---- THE INPUT
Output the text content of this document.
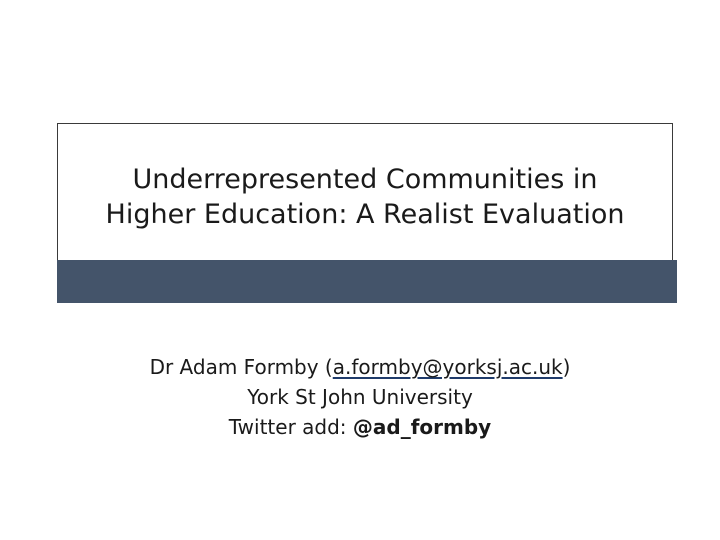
Underrepresented Communities in
Higher Education: A Realist Evaluation
Dr Adam Formby (a.formby@yorksj.ac.uk)
York St John University
Twitter add: @ad_formby
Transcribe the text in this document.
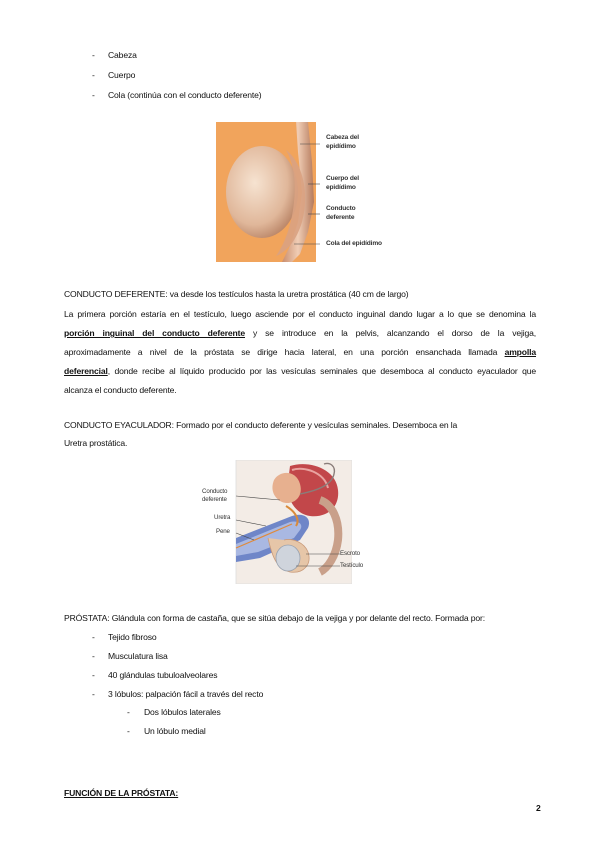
- Cabeza
- Cuerpo
- Cola (continúa con el conducto deferente)
Cabeza del
epidídimo
Cuerpo del
epidídimo
Conducto
deferente
Cola del epidídimo
CONDUCTO DEFERENTE: va desde los testículos hasta la uretra prostática (40 cm de largo)
La primera porción estaría en el testículo, luego asciende por el conducto inguinal dando lugar a lo que se denomina la
porción inguinal del conducto deferente y se introduce en la pelvis, alcanzando el dorso de la vejiga,
aproximadamente a nivel de la próstata se dirige hacia lateral, en una porción ensanchada llamada ampolla
deferencial, donde recibe al líquido producido por las vesículas seminales que desemboca al conducto eyaculador que
alcanza el conducto deferente.
CONDUCTO EYACULADOR: Formado por el conducto deferente y vesículas seminales. Desemboca en la
Uretra prostática.
Conducto
deferente
Uretra
Pene
Escroto
Testículo
PRÓSTATA: Glándula con forma de castaña, que se sitúa debajo de la vejiga y por delante del recto. Formada por:
- Tejido fibroso
- Musculatura lisa
- 40 glándulas tubuloalveolares
- 3 lóbulos: palpación fácil a través del recto
- Dos lóbulos laterales
- Un lóbulo medial
FUNCIÓN DE LA PRÓSTATA:
2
--------
(WHAT TO DO): State how many lines of the material contain the string "vesículas", with no other words.

(SOLUTION TO THIS EXERCISE): 2